> [Required task]: Retype the lines of the material from the line with "country-value-label: 10 [973, 691, 988, 705]" to the line with "country-crete [898, 1045, 987, 1063]", including both of those lines.
* * *
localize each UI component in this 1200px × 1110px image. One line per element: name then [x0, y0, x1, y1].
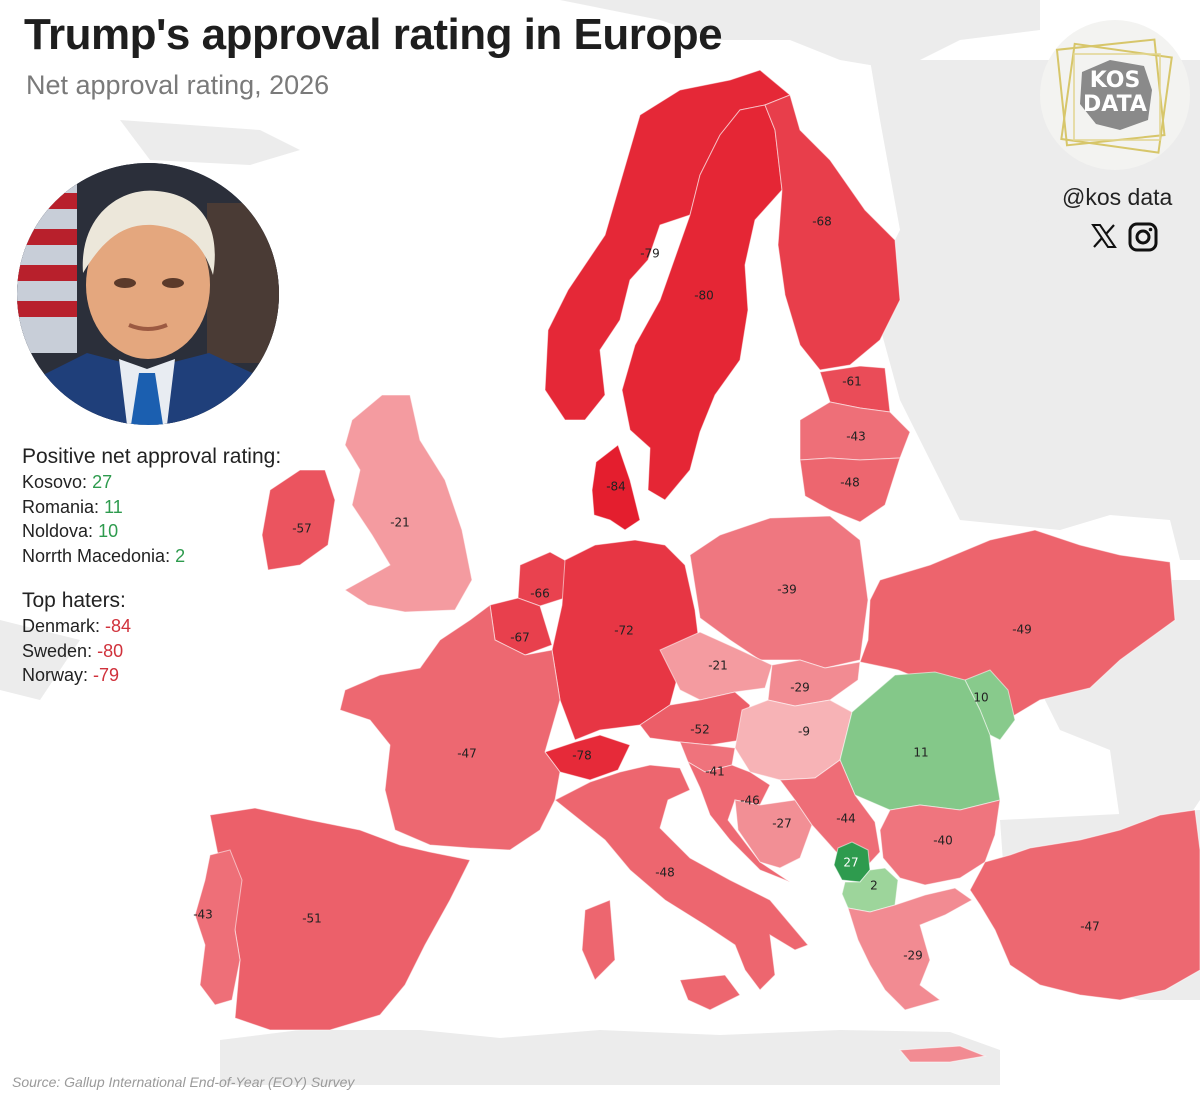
country-value-label: 10 [973, 691, 988, 705]
positive-heading: Positive net approval rating: [22, 445, 282, 468]
country-value-label: 11 [913, 746, 928, 760]
country-value-label: -61 [842, 375, 862, 389]
country-norway [544, 69, 791, 421]
source-note: Source: Gallup International End-of-Year… [12, 1074, 355, 1090]
legend-country: Romania [22, 496, 95, 517]
country-sicily [679, 974, 741, 1011]
country-value-label: -67 [510, 631, 530, 645]
page-title: Trump's approval rating in Europe [24, 10, 723, 59]
country-croatia [686, 760, 791, 883]
country-value-label: -68 [812, 215, 832, 229]
country-shapes [194, 69, 1200, 1063]
country-value-label: -44 [836, 812, 856, 826]
country-value-label: -29 [790, 681, 810, 695]
country-serbia [779, 759, 881, 866]
country-value-label: -79 [640, 247, 660, 261]
x-icon[interactable] [1090, 222, 1118, 255]
page-subtitle: Net approval rating, 2026 [26, 70, 330, 100]
country-value-label: -51 [302, 912, 322, 926]
country-value-label: -40 [933, 834, 953, 848]
country-value-label: -66 [530, 587, 550, 601]
country-uk [344, 394, 473, 613]
country-value-label: -52 [690, 723, 710, 737]
country-value-label: -43 [193, 908, 213, 922]
negative-row: Sweden: -80 [22, 640, 124, 661]
legend-country: Denmark [22, 616, 96, 636]
country-switzerland [544, 734, 631, 781]
country-value-label: -27 [772, 817, 792, 831]
country-bosnia [734, 799, 813, 869]
country-value-label: -21 [390, 516, 410, 530]
country-value-label: -72 [614, 624, 634, 638]
positive-row: Romania: 11 [22, 496, 123, 517]
country-ireland [261, 469, 336, 571]
logo-line-1: KOS [1089, 68, 1141, 93]
country-czechia [659, 631, 773, 701]
country-value-label: -57 [292, 522, 312, 536]
positive-row: Noldova: 10 [22, 521, 119, 541]
instagram-icon[interactable] [1128, 222, 1158, 257]
negative-row: Denmark: -84 [22, 616, 132, 636]
legend-value: -80 [97, 640, 124, 661]
trump-portrait [17, 163, 279, 425]
country-sardinia [581, 899, 616, 981]
country-value-label: -47 [457, 747, 477, 761]
country-value-label: -29 [903, 949, 923, 963]
logo-line-2: DATA [1083, 92, 1147, 117]
country-turkey [969, 809, 1200, 1001]
legend-value: 11 [104, 496, 123, 517]
country-italy [554, 764, 809, 991]
positive-row: Norrth Macedonia: 2 [22, 545, 186, 566]
legend-value: -79 [93, 665, 120, 685]
country-value-label: -80 [694, 289, 714, 303]
country-crete [898, 1045, 987, 1063]
country-value-label: -78 [572, 749, 592, 763]
country-value-label: -41 [705, 765, 725, 779]
country-greece [847, 887, 973, 1011]
country-value-label: -46 [740, 794, 760, 808]
legend-value: -84 [105, 616, 132, 636]
country-value-label: 2 [870, 879, 878, 893]
country-value-label: -48 [840, 476, 860, 490]
logo-frame-icon [1055, 38, 1173, 154]
country-value-label: -48 [655, 866, 675, 880]
country-lithuania [799, 457, 901, 523]
kos-data-logo: KOS DATA [1040, 20, 1190, 170]
negative-heading: Top haters: [22, 589, 126, 612]
country-bulgaria [879, 799, 1001, 886]
positive-row: Kosovo: 27 [22, 472, 113, 492]
legend-value: 10 [98, 521, 119, 541]
legend-value: 27 [92, 472, 113, 492]
country-value-label: -21 [708, 659, 728, 673]
country-portugal [194, 849, 243, 1006]
legend-country: Sweden [22, 640, 88, 661]
country-value-label: -84 [606, 480, 626, 494]
portrait-image [17, 163, 279, 425]
legend-country: Norway [22, 665, 84, 685]
country-finland [764, 94, 901, 371]
country-france [339, 604, 561, 851]
country-value-label: -47 [1080, 920, 1100, 934]
country-value-label: -43 [846, 430, 866, 444]
country-value-label: 27 [843, 856, 858, 870]
social-handle: @kos data [1062, 184, 1173, 210]
country-poland [689, 515, 869, 669]
legend-country: Norrth Macedonia [22, 545, 166, 566]
country-value-label: -49 [1012, 623, 1032, 637]
country-value-labels: -79 -80 -68 -61 -43 -48 -84 -57 -21 -66 -67 -72 -39 -… [193, 215, 1100, 963]
negative-row: Norway: -79 [22, 665, 120, 685]
country-value-label: -39 [777, 583, 797, 597]
country-slovakia [767, 659, 861, 707]
legend-country: Noldova [22, 521, 89, 541]
legend-value: 2 [175, 545, 186, 566]
country-north-macedonia [841, 867, 899, 913]
legend-country: Kosovo [22, 472, 83, 492]
country-romania [839, 671, 1001, 811]
legend: Positive net approval rating: Kosovo: 27… [22, 444, 281, 688]
country-value-label: -9 [798, 725, 810, 739]
country-denmark [591, 444, 641, 531]
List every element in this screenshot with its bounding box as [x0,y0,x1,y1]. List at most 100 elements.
* * *
> [Worked answer]:
country-value-label: 10 [973, 691, 988, 705]
positive-heading: Positive net approval rating: [22, 445, 282, 468]
country-value-label: 11 [913, 746, 928, 760]
country-value-label: -61 [842, 375, 862, 389]
country-norway [544, 69, 791, 421]
source-note: Source: Gallup International End-of-Year… [12, 1074, 355, 1090]
legend-country: Romania [22, 496, 95, 517]
country-sicily [679, 974, 741, 1011]
country-value-label: -67 [510, 631, 530, 645]
page-title: Trump's approval rating in Europe [24, 10, 723, 59]
country-croatia [686, 760, 791, 883]
country-value-label: -68 [812, 215, 832, 229]
country-shapes [194, 69, 1200, 1063]
country-value-label: -44 [836, 812, 856, 826]
country-value-label: -29 [790, 681, 810, 695]
country-serbia [779, 759, 881, 866]
country-value-label: -79 [640, 247, 660, 261]
x-icon[interactable] [1090, 222, 1118, 255]
page-subtitle: Net approval rating, 2026 [26, 70, 330, 100]
country-value-label: -51 [302, 912, 322, 926]
country-value-label: -40 [933, 834, 953, 848]
country-value-label: -66 [530, 587, 550, 601]
country-uk [344, 394, 473, 613]
country-value-label: -52 [690, 723, 710, 737]
country-value-label: -43 [193, 908, 213, 922]
negative-row: Sweden: -80 [22, 640, 124, 661]
legend-country: Denmark [22, 616, 96, 636]
country-switzerland [544, 734, 631, 781]
country-value-label: -27 [772, 817, 792, 831]
country-bosnia [734, 799, 813, 869]
country-value-label: -21 [390, 516, 410, 530]
country-value-label: -72 [614, 624, 634, 638]
positive-row: Romania: 11 [22, 496, 123, 517]
country-ireland [261, 469, 336, 571]
logo-line-1: KOS [1089, 68, 1141, 93]
country-czechia [659, 631, 773, 701]
country-value-label: -57 [292, 522, 312, 536]
positive-row: Noldova: 10 [22, 521, 119, 541]
instagram-icon[interactable] [1128, 222, 1158, 257]
negative-row: Denmark: -84 [22, 616, 132, 636]
legend-value: -80 [97, 640, 124, 661]
trump-portrait [17, 163, 279, 425]
country-sardinia [581, 899, 616, 981]
country-value-label: -47 [457, 747, 477, 761]
country-value-label: -29 [903, 949, 923, 963]
logo-line-2: DATA [1083, 92, 1147, 117]
country-turkey [969, 809, 1200, 1001]
legend-value: 11 [104, 496, 123, 517]
country-italy [554, 764, 809, 991]
positive-row: Norrth Macedonia: 2 [22, 545, 186, 566]
legend-value: -79 [93, 665, 120, 685]
country-value-label: -80 [694, 289, 714, 303]
country-crete [898, 1045, 987, 1063]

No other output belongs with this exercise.